Find each line holding the word "metic" and give the total alone.

>> START ENTRIES PROVIDED

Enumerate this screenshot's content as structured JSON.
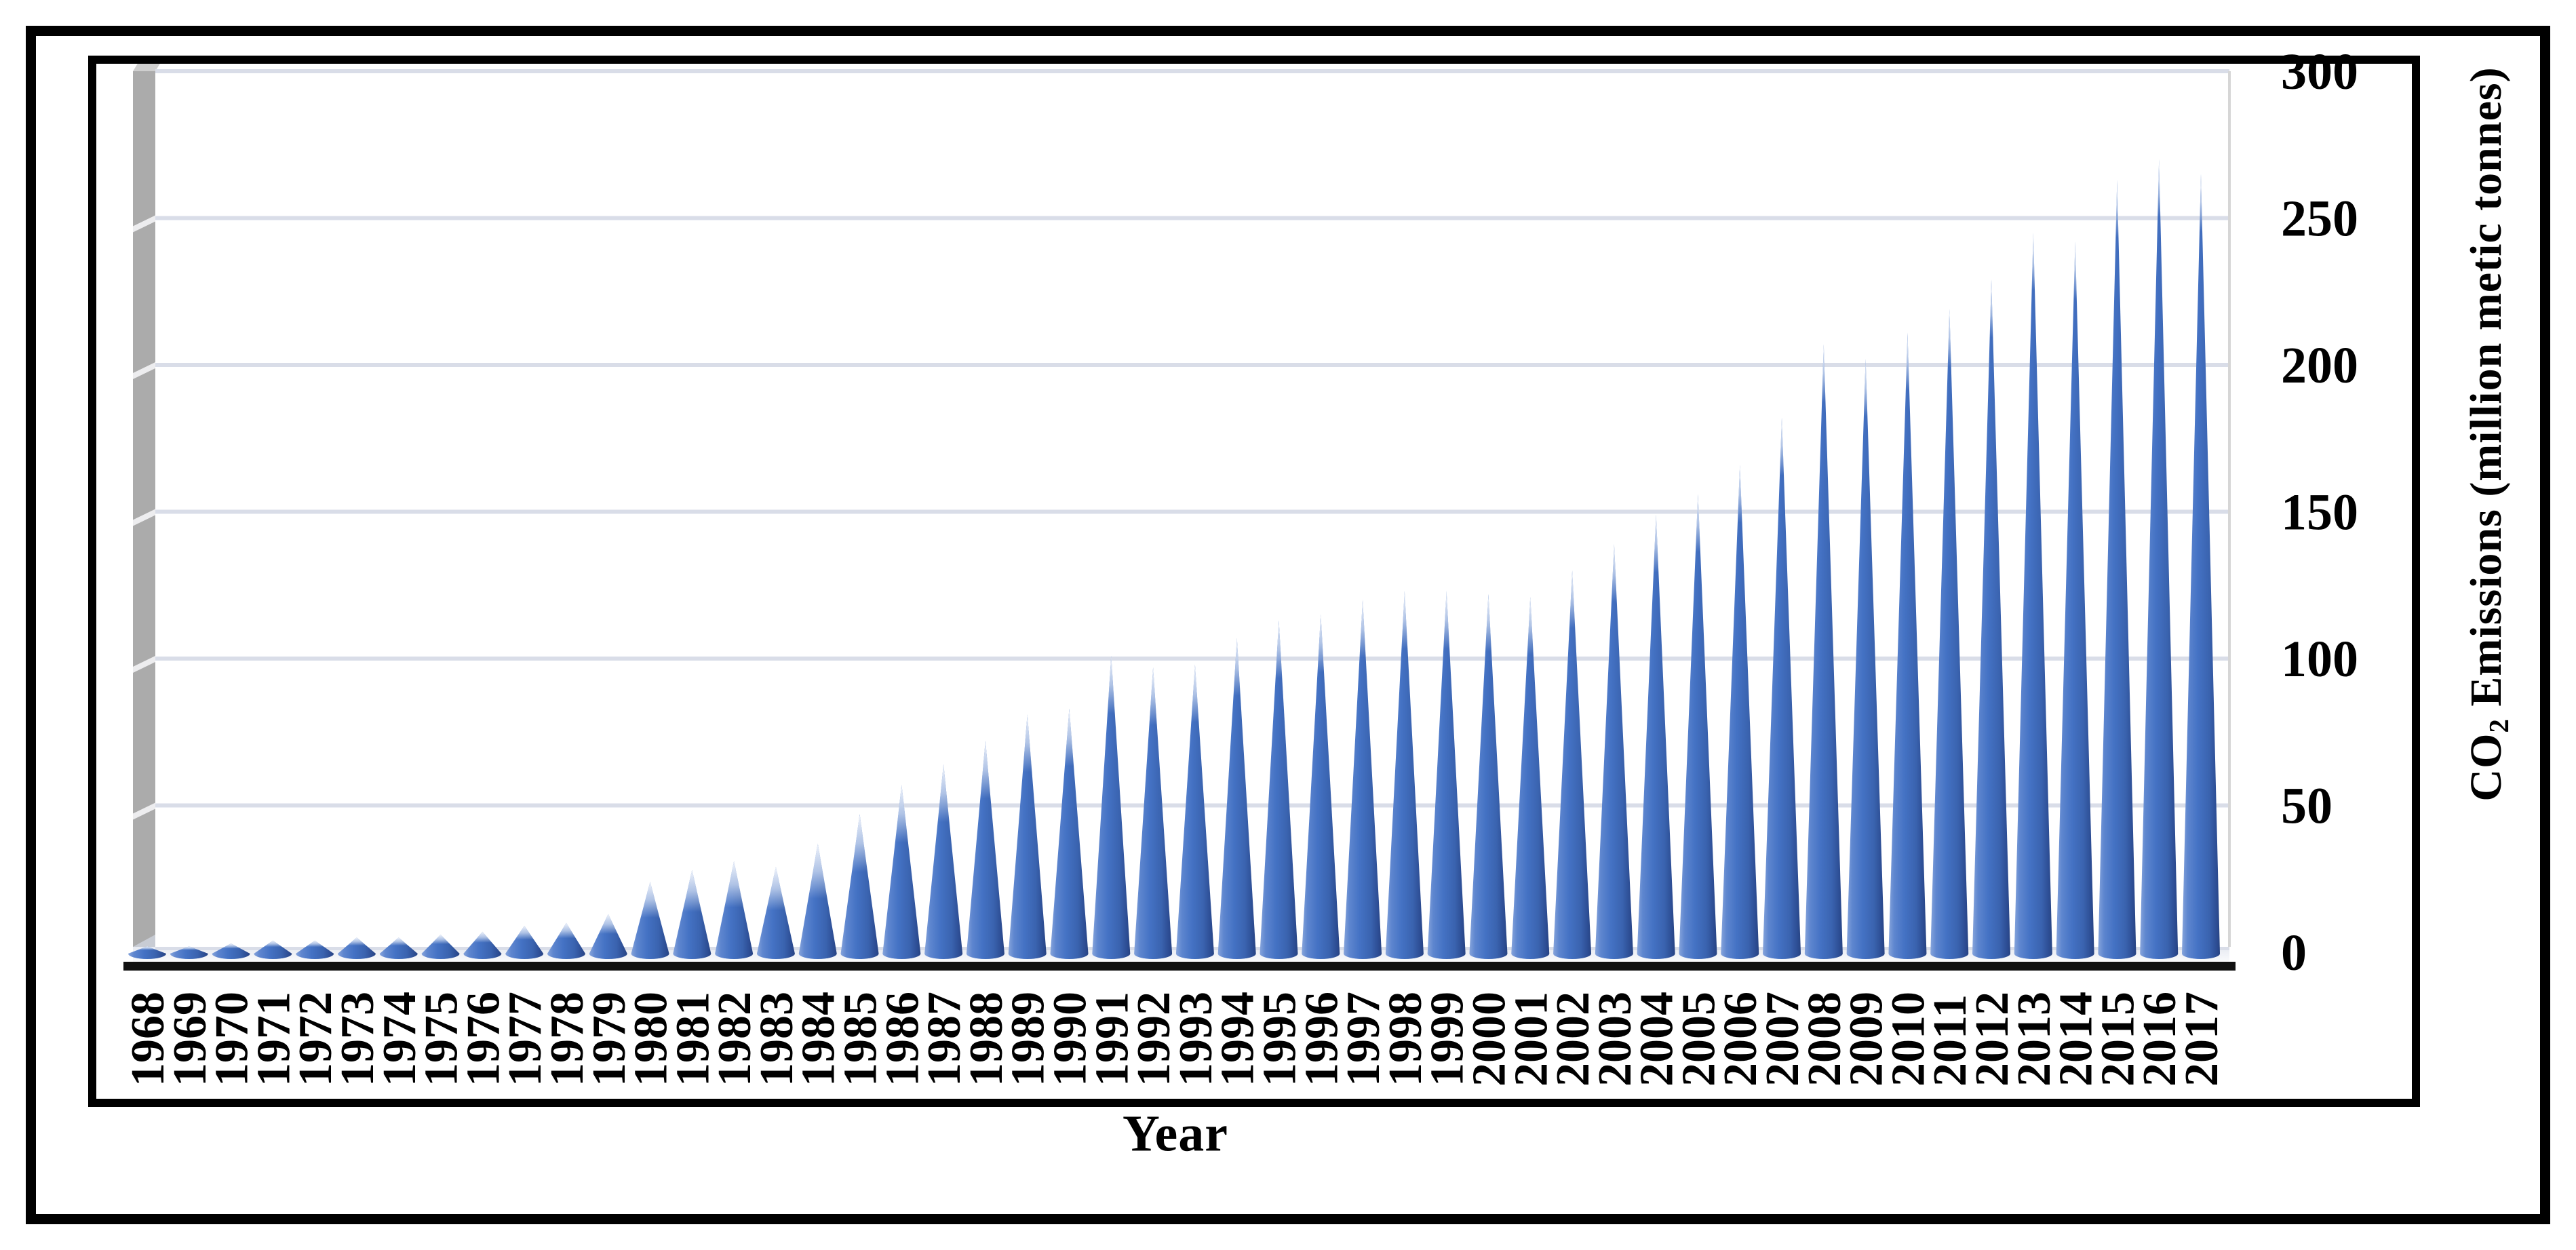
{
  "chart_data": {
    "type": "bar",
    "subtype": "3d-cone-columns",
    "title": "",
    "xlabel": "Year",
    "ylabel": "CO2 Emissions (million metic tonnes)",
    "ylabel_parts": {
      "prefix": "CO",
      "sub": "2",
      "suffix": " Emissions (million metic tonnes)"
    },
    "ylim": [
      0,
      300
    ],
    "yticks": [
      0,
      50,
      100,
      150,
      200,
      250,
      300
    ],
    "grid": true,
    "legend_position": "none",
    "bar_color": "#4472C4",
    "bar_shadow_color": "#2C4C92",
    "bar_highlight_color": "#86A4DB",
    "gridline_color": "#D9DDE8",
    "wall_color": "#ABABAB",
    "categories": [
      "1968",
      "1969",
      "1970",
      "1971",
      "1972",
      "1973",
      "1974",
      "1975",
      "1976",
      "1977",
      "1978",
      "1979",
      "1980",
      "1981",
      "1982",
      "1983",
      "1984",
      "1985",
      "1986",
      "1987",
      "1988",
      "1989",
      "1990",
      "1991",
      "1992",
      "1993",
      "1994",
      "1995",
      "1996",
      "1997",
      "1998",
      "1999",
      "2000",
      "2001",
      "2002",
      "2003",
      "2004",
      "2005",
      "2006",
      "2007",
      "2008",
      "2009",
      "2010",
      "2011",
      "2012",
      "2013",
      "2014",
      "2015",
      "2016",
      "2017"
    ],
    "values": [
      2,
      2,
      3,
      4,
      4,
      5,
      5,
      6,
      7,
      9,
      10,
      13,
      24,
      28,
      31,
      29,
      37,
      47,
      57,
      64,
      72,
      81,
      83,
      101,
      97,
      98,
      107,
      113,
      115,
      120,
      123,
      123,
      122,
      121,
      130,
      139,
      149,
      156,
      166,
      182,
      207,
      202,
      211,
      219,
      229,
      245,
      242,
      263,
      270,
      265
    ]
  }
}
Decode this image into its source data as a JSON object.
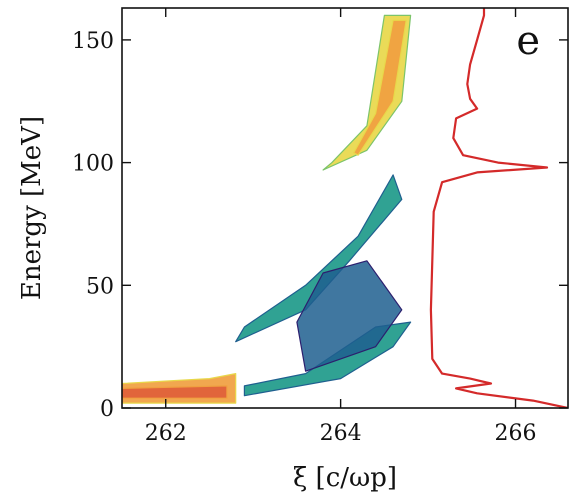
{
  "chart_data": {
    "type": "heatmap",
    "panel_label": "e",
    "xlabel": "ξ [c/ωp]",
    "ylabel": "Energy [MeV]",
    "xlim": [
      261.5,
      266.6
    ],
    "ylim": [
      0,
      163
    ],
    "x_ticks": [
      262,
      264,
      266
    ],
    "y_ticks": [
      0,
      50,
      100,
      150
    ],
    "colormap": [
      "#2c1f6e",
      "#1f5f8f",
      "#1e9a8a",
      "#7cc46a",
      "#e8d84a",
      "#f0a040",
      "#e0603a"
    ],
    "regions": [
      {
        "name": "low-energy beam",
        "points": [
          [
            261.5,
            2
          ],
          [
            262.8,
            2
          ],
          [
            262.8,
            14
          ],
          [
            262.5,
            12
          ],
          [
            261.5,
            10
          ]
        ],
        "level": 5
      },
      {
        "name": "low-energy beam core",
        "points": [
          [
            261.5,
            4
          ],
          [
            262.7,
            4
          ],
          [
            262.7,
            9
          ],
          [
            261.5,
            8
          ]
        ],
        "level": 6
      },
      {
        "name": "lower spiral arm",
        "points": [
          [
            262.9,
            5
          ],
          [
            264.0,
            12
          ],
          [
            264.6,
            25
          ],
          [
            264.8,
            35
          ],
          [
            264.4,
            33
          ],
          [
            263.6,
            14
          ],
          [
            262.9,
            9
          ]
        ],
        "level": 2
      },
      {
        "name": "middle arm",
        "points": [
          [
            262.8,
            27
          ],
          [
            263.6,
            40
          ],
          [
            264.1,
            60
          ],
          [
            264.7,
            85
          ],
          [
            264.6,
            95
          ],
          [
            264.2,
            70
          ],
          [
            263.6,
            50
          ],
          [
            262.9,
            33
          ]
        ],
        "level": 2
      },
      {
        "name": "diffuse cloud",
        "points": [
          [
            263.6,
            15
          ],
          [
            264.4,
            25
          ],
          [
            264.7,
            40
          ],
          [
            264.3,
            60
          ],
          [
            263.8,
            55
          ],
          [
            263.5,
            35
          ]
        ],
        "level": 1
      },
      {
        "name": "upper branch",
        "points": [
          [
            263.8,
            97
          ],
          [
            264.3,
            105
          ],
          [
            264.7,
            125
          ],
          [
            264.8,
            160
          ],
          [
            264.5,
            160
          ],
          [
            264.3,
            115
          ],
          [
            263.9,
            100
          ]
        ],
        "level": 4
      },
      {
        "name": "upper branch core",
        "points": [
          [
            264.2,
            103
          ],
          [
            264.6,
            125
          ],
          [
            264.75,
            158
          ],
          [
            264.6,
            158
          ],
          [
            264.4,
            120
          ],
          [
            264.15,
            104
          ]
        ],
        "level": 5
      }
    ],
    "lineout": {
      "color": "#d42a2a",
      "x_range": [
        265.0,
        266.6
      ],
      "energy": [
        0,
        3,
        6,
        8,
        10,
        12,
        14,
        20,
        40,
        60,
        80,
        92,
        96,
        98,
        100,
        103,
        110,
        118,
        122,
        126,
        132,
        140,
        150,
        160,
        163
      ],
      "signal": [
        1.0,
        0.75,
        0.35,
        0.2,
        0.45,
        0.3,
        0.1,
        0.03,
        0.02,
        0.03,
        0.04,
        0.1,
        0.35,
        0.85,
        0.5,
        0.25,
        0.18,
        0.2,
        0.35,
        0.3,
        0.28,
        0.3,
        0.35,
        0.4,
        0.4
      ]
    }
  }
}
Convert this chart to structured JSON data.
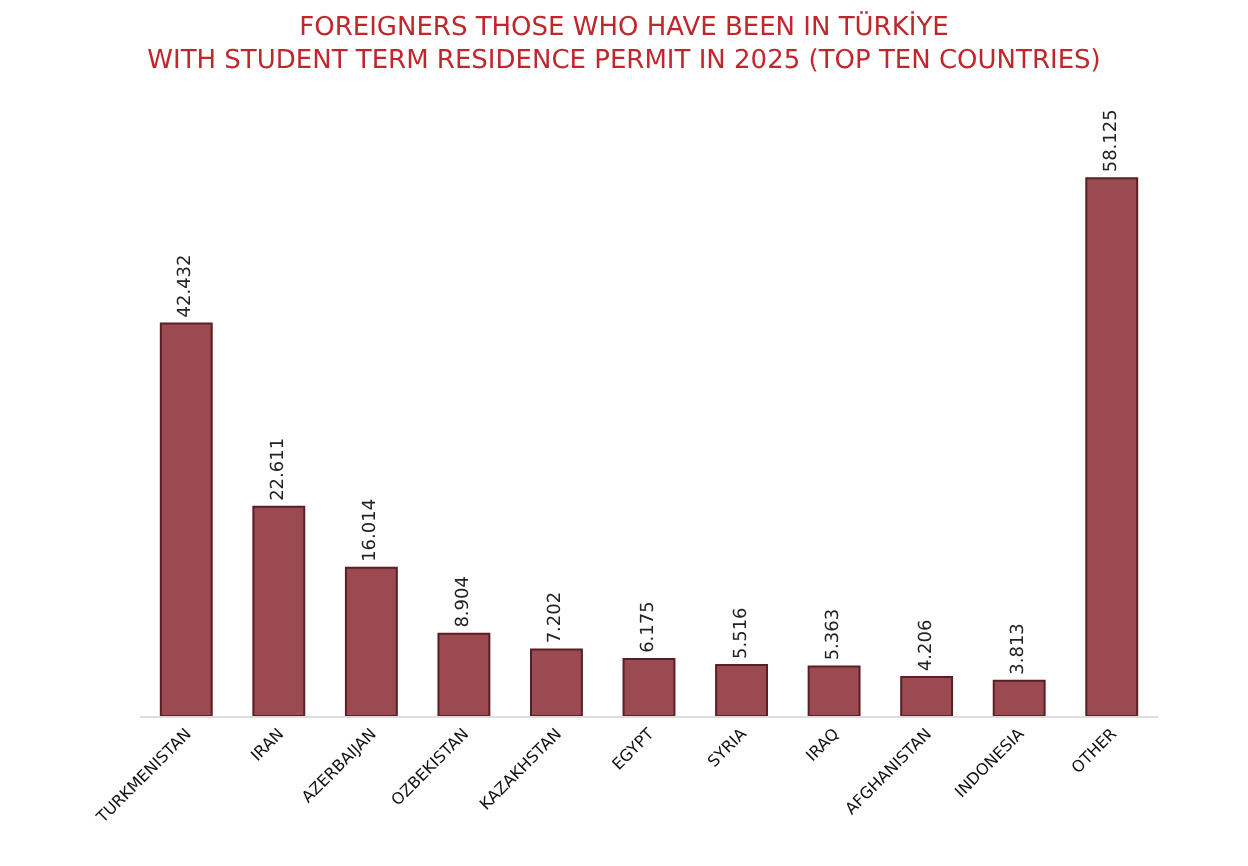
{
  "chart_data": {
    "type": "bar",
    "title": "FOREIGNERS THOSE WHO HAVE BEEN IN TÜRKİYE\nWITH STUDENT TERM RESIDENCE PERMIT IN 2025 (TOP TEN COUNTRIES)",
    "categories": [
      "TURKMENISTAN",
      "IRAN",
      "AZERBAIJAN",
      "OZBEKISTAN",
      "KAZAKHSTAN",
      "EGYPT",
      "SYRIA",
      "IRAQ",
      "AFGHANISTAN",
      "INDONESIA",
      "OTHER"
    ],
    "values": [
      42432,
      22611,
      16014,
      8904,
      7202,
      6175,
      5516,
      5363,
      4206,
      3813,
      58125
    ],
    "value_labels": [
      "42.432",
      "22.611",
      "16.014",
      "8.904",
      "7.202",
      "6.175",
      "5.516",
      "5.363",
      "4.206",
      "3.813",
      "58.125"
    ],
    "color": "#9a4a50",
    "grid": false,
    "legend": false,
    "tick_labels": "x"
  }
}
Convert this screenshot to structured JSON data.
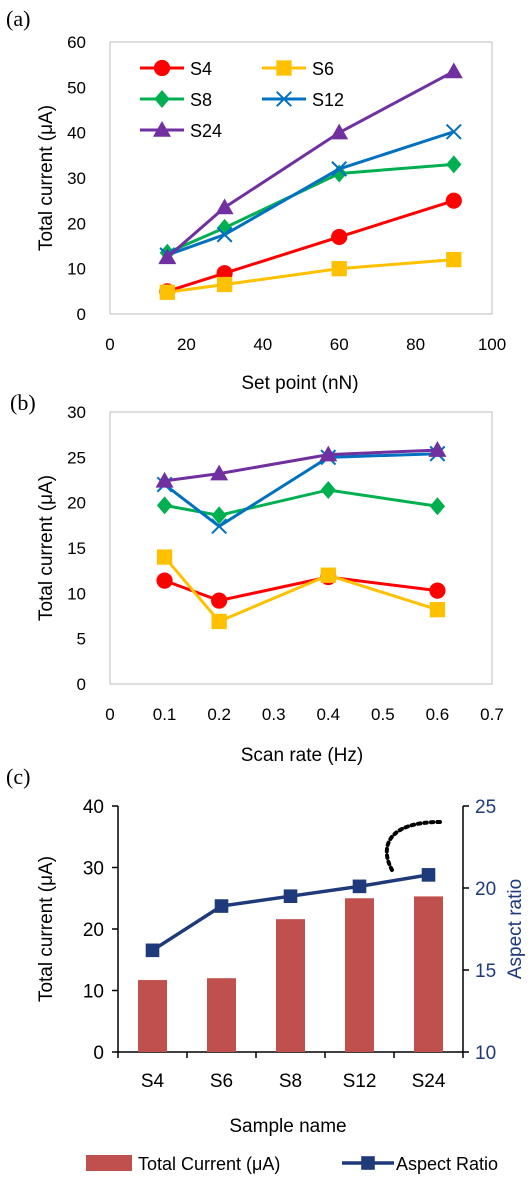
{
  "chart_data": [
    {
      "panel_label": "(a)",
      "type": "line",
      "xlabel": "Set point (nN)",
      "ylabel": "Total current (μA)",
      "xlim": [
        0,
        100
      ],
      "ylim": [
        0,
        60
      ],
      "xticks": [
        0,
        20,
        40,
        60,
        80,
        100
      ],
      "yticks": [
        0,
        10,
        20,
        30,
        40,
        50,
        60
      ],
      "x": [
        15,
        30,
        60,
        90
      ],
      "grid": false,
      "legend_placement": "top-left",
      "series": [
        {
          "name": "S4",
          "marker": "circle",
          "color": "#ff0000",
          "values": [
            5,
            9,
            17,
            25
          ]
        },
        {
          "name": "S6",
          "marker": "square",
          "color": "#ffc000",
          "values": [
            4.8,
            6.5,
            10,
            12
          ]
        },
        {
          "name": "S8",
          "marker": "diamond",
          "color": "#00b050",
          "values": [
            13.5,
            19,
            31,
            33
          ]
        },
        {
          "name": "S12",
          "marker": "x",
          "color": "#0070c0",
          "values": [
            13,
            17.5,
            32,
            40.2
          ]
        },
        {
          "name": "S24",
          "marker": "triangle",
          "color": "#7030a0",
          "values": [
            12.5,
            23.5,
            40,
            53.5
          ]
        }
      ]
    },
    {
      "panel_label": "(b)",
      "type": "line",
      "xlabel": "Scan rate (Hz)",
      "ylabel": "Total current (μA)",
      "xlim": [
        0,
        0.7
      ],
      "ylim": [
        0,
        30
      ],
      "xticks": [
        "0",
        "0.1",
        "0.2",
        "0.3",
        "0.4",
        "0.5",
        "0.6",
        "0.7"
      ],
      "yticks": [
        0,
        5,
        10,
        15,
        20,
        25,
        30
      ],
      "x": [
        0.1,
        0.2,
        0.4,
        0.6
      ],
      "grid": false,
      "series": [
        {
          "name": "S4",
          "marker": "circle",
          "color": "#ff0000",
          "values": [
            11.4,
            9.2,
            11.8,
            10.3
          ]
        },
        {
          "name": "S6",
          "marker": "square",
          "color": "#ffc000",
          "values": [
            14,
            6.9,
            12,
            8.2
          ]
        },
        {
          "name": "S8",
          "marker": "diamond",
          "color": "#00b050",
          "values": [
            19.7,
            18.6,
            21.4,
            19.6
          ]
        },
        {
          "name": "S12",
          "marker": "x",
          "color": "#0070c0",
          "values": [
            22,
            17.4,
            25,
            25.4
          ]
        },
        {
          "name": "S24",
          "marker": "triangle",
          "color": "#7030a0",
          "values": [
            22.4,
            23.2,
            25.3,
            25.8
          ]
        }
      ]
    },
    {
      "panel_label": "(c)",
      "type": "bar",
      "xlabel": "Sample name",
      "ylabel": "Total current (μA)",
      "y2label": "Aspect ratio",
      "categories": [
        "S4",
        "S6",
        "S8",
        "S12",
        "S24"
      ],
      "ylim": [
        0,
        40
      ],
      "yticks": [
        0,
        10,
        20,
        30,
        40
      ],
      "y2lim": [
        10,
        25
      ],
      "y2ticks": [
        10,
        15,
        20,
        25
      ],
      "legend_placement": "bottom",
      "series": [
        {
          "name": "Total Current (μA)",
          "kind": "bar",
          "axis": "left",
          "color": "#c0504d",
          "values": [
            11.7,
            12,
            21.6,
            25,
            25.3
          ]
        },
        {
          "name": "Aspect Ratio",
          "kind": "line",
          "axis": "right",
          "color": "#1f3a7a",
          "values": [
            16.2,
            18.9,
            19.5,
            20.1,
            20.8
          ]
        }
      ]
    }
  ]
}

>> END ENTRIES PROVIDED

FULL ANSWER: 2